Source records:
....

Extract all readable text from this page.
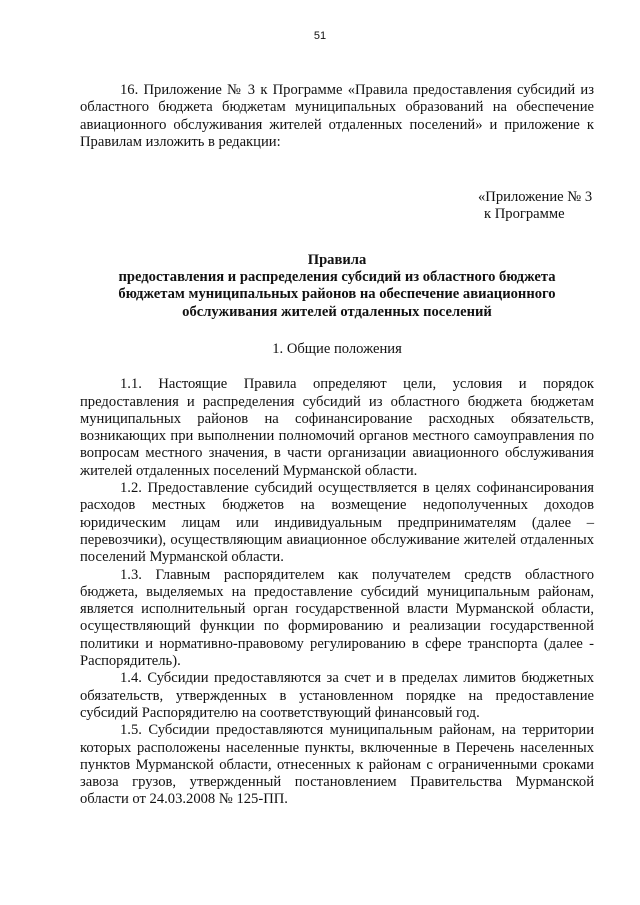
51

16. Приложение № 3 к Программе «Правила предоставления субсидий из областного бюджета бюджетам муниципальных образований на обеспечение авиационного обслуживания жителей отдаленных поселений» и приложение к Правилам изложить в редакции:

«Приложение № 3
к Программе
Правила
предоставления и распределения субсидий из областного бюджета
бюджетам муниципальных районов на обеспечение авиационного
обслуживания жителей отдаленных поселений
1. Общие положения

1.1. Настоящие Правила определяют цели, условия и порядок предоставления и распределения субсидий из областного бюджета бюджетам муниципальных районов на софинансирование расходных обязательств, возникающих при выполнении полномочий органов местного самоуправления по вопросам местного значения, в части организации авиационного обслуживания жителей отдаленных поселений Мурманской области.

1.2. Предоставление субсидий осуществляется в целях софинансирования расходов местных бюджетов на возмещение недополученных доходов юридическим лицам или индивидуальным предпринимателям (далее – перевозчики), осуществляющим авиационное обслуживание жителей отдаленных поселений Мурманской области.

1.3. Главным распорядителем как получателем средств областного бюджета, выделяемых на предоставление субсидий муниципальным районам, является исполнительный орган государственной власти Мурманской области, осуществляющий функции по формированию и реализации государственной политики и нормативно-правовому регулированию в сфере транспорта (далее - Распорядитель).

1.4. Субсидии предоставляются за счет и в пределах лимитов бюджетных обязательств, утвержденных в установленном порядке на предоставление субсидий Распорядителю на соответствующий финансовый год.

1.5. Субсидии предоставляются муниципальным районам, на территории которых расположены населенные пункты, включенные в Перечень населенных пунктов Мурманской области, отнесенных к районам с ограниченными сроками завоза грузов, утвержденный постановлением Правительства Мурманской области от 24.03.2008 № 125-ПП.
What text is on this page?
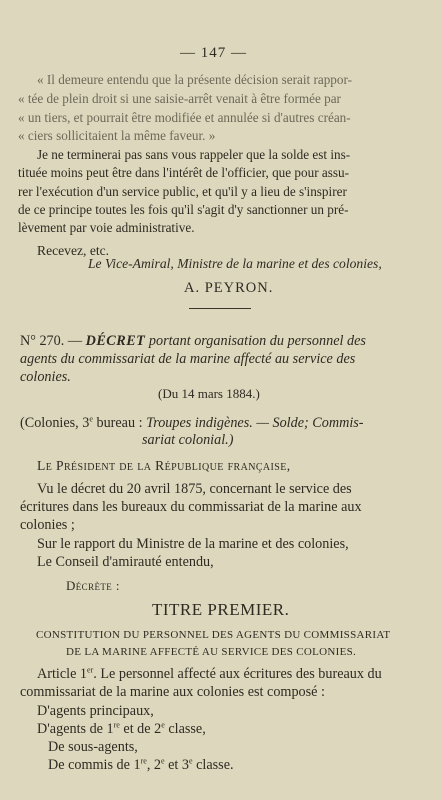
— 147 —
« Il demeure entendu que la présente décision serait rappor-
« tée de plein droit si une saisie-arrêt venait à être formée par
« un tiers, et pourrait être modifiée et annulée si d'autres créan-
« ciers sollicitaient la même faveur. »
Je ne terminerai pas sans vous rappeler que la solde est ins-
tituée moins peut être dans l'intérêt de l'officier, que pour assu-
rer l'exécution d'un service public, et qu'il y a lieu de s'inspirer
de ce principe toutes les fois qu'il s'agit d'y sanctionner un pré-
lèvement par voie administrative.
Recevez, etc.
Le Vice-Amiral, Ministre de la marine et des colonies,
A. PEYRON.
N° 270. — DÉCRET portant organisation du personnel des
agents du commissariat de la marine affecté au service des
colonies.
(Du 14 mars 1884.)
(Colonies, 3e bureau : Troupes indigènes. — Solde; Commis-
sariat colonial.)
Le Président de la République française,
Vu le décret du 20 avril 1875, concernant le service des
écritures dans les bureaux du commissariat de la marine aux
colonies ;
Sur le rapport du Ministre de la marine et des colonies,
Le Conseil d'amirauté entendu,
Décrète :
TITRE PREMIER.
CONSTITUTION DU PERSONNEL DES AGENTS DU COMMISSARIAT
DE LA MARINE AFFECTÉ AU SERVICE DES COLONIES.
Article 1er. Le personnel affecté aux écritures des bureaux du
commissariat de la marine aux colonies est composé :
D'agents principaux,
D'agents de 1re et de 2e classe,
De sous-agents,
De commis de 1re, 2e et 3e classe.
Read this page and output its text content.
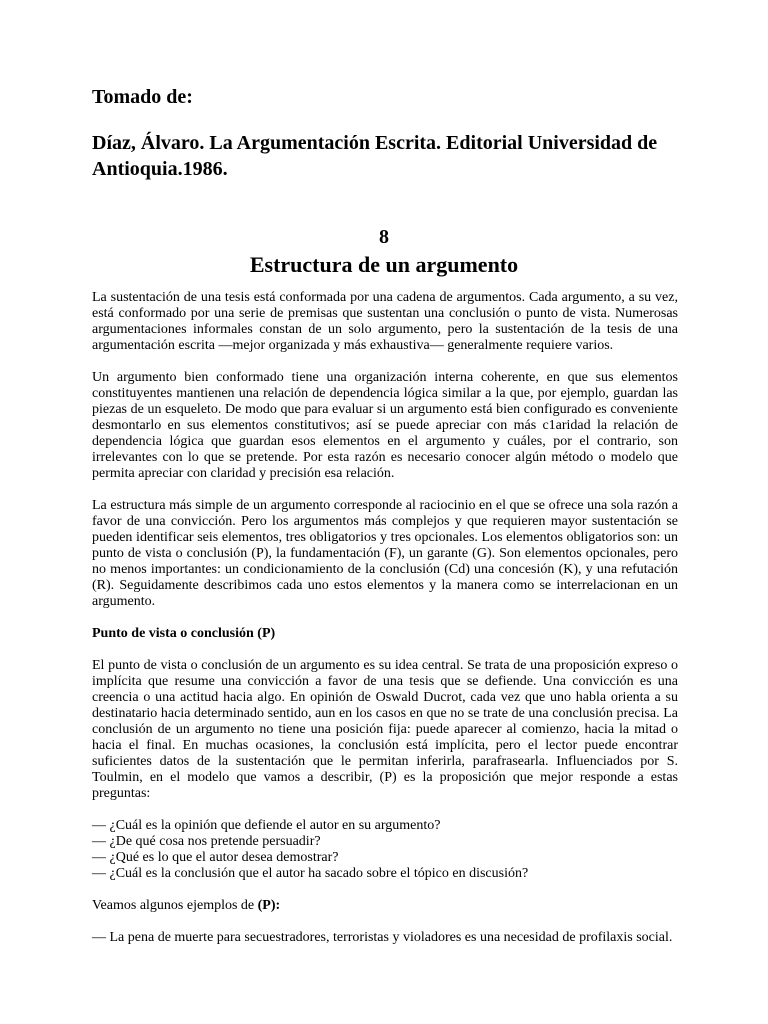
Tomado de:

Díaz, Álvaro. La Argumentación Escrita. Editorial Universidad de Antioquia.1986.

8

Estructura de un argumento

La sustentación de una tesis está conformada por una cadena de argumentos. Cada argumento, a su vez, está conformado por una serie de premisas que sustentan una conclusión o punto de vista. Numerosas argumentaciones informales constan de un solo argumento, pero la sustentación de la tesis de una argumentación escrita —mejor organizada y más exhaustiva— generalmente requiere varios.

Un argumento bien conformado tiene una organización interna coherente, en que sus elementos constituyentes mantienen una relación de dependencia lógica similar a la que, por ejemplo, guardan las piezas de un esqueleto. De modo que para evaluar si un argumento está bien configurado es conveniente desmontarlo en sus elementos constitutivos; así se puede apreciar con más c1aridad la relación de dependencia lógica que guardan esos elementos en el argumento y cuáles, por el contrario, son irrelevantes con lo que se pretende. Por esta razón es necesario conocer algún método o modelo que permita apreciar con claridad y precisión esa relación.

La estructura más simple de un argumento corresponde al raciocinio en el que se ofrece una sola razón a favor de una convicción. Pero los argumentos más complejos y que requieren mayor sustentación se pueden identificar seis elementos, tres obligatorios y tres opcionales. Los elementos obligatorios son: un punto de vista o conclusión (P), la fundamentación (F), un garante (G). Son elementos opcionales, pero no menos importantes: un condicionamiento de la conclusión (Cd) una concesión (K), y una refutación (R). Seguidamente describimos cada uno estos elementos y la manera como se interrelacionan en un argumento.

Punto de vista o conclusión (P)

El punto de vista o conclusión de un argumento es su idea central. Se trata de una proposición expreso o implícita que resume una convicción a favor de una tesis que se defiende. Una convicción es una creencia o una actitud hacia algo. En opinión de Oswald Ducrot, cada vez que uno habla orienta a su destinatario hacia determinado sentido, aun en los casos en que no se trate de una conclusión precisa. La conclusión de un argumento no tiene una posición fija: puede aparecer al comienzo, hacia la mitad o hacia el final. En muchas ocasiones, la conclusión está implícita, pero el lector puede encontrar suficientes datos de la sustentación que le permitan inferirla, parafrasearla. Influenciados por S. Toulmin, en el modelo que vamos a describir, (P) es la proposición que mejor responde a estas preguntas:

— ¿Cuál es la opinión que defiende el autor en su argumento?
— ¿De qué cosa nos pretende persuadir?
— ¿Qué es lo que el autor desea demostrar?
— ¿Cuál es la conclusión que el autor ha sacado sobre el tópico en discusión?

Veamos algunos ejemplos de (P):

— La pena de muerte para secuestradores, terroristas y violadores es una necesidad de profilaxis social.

....

▸ **WHAT YOU NEED TO DO**:
With the pictures omitted, reproduce the records in full and exactly.

▸ **OUTPUT FOR THIS TASK**:
Extract all readable text from this page.
51

16. Приложение № 3 к Программе «Правила предоставления субсидий из областного бюджета бюджетам муниципальных образований на обеспечение авиационного обслуживания жителей отдаленных поселений» и приложение к Правилам изложить в редакции:

«Приложение № 3
к Программе
Правила
предоставления и распределения субсидий из областного бюджета
бюджетам муниципальных районов на обеспечение авиационного
обслуживания жителей отдаленных поселений
1. Общие положения

1.1. Настоящие Правила определяют цели, условия и порядок предоставления и распределения субсидий из областного бюджета бюджетам муниципальных районов на софинансирование расходных обязательств, возникающих при выполнении полномочий органов местного самоуправления по вопросам местного значения, в части организации авиационного обслуживания жителей отдаленных поселений Мурманской области.

1.2. Предоставление субсидий осуществляется в целях софинансирования расходов местных бюджетов на возмещение недополученных доходов юридическим лицам или индивидуальным предпринимателям (далее – перевозчики), осуществляющим авиационное обслуживание жителей отдаленных поселений Мурманской области.

1.3. Главным распорядителем как получателем средств областного бюджета, выделяемых на предоставление субсидий муниципальным районам, является исполнительный орган государственной власти Мурманской области, осуществляющий функции по формированию и реализации государственной политики и нормативно-правовому регулированию в сфере транспорта (далее - Распорядитель).

1.4. Субсидии предоставляются за счет и в пределах лимитов бюджетных обязательств, утвержденных в установленном порядке на предоставление субсидий Распорядителю на соответствующий финансовый год.

1.5. Субсидии предоставляются муниципальным районам, на территории которых расположены населенные пункты, включенные в Перечень населенных пунктов Мурманской области, отнесенных к районам с ограниченными сроками завоза грузов, утвержденный постановлением Правительства Мурманской области от 24.03.2008 № 125-ПП.
What text is on this page?
— 147 —
« Il demeure entendu que la présente décision serait rappor-
« tée de plein droit si une saisie-arrêt venait à être formée par
« un tiers, et pourrait être modifiée et annulée si d'autres créan-
« ciers sollicitaient la même faveur. »
Je ne terminerai pas sans vous rappeler que la solde est ins-
tituée moins peut être dans l'intérêt de l'officier, que pour assu-
rer l'exécution d'un service public, et qu'il y a lieu de s'inspirer
de ce principe toutes les fois qu'il s'agit d'y sanctionner un pré-
lèvement par voie administrative.
Recevez, etc.
Le Vice-Amiral, Ministre de la marine et des colonies,
A. PEYRON.
N° 270. — DÉCRET portant organisation du personnel des
agents du commissariat de la marine affecté au service des
colonies.
(Du 14 mars 1884.)
(Colonies, 3e bureau : Troupes indigènes. — Solde; Commis-
sariat colonial.)
Le Président de la République française,
Vu le décret du 20 avril 1875, concernant le service des
écritures dans les bureaux du commissariat de la marine aux
colonies ;
Sur le rapport du Ministre de la marine et des colonies,
Le Conseil d'amirauté entendu,
Décrète :
TITRE PREMIER.
CONSTITUTION DU PERSONNEL DES AGENTS DU COMMISSARIAT
DE LA MARINE AFFECTÉ AU SERVICE DES COLONIES.
Article 1er. Le personnel affecté aux écritures des bureaux du
commissariat de la marine aux colonies est composé :
D'agents principaux,
D'agents de 1re et de 2e classe,
De sous-agents,
De commis de 1re, 2e et 3e classe.
Read this page and output its text content.
Tomado de:

Díaz, Álvaro. La Argumentación Escrita. Editorial Universidad de Antioquia.1986.

8

Estructura de un argumento

La sustentación de una tesis está conformada por una cadena de argumentos. Cada argumento, a su vez, está conformado por una serie de premisas que sustentan una conclusión o punto de vista. Numerosas argumentaciones informales constan de un solo argumento, pero la sustentación de la tesis de una argumentación escrita —mejor organizada y más exhaustiva— generalmente requiere varios.

Un argumento bien conformado tiene una organización interna coherente, en que sus elementos constituyentes mantienen una relación de dependencia lógica similar a la que, por ejemplo, guardan las piezas de un esqueleto. De modo que para evaluar si un argumento está bien configurado es conveniente desmontarlo en sus elementos constitutivos; así se puede apreciar con más c1aridad la relación de dependencia lógica que guardan esos elementos en el argumento y cuáles, por el contrario, son irrelevantes con lo que se pretende. Por esta razón es necesario conocer algún método o modelo que permita apreciar con claridad y precisión esa relación.

La estructura más simple de un argumento corresponde al raciocinio en el que se ofrece una sola razón a favor de una convicción. Pero los argumentos más complejos y que requieren mayor sustentación se pueden identificar seis elementos, tres obligatorios y tres opcionales. Los elementos obligatorios son: un punto de vista o conclusión (P), la fundamentación (F), un garante (G). Son elementos opcionales, pero no menos importantes: un condicionamiento de la conclusión (Cd) una concesión (K), y una refutación (R). Seguidamente describimos cada uno estos elementos y la manera como se interrelacionan en un argumento.

Punto de vista o conclusión (P)

El punto de vista o conclusión de un argumento es su idea central. Se trata de una proposición expreso o implícita que resume una convicción a favor de una tesis que se defiende. Una convicción es una creencia o una actitud hacia algo. En opinión de Oswald Ducrot, cada vez que uno habla orienta a su destinatario hacia determinado sentido, aun en los casos en que no se trate de una conclusión precisa. La conclusión de un argumento no tiene una posición fija: puede aparecer al comienzo, hacia la mitad o hacia el final. En muchas ocasiones, la conclusión está implícita, pero el lector puede encontrar suficientes datos de la sustentación que le permitan inferirla, parafrasearla. Influenciados por S. Toulmin, en el modelo que vamos a describir, (P) es la proposición que mejor responde a estas preguntas:

— ¿Cuál es la opinión que defiende el autor en su argumento?
— ¿De qué cosa nos pretende persuadir?
— ¿Qué es lo que el autor desea demostrar?
— ¿Cuál es la conclusión que el autor ha sacado sobre el tópico en discusión?

Veamos algunos ejemplos de (P):

— La pena de muerte para secuestradores, terroristas y violadores es una necesidad de profilaxis social.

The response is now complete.